— Start of Data entries —
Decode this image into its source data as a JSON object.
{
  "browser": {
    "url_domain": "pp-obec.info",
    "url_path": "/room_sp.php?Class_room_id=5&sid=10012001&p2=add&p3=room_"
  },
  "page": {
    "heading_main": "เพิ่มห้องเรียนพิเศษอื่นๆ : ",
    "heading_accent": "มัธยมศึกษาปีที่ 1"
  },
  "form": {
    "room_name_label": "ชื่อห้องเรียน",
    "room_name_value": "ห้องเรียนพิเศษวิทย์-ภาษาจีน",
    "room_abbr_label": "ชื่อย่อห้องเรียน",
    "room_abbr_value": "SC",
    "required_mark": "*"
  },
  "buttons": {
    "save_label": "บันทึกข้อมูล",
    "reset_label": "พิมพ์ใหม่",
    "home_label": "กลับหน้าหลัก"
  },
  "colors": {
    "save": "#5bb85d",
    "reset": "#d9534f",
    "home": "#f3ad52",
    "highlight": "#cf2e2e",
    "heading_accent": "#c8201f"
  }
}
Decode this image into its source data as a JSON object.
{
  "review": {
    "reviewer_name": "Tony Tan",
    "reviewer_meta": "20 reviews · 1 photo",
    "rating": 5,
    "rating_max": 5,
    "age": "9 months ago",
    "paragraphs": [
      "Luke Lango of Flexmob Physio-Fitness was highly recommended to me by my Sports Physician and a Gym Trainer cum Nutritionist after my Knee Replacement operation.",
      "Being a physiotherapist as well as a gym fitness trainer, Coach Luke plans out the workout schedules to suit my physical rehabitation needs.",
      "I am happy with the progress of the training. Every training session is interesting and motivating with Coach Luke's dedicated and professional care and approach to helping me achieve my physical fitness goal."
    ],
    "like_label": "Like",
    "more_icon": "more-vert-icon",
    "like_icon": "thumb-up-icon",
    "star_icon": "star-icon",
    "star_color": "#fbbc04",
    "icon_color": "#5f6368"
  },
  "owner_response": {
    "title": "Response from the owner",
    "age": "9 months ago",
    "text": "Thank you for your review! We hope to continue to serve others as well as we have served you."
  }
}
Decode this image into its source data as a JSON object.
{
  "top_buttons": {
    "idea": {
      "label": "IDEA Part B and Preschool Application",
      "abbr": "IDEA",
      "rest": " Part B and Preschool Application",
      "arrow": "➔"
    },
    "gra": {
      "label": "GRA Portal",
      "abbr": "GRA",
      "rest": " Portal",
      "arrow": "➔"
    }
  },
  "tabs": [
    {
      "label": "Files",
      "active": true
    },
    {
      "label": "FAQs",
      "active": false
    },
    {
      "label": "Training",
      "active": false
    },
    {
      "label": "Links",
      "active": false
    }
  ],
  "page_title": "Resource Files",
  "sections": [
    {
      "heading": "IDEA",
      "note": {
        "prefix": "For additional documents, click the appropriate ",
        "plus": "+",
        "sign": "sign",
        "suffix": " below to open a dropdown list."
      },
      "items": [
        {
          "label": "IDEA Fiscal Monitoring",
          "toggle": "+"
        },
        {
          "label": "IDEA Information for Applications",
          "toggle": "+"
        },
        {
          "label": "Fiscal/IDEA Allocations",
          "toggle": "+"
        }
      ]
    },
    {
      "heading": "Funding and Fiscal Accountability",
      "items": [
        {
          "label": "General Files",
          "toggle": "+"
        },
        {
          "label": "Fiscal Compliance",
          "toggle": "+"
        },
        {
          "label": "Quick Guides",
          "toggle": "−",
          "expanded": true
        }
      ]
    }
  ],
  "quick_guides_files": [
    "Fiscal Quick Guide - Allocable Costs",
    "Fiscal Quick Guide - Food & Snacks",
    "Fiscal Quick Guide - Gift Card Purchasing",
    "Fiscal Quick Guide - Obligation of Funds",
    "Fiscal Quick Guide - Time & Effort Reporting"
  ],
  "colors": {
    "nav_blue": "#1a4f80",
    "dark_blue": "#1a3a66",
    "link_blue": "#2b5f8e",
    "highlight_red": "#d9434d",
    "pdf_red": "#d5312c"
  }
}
— End of Data entries —
◆ Goal: Review the material and copy each line in which the word "Part" appears.

◆ Exercise solution:
      "label": "IDEA Part B and Preschool Application",
      "rest": " Part B and Preschool Application",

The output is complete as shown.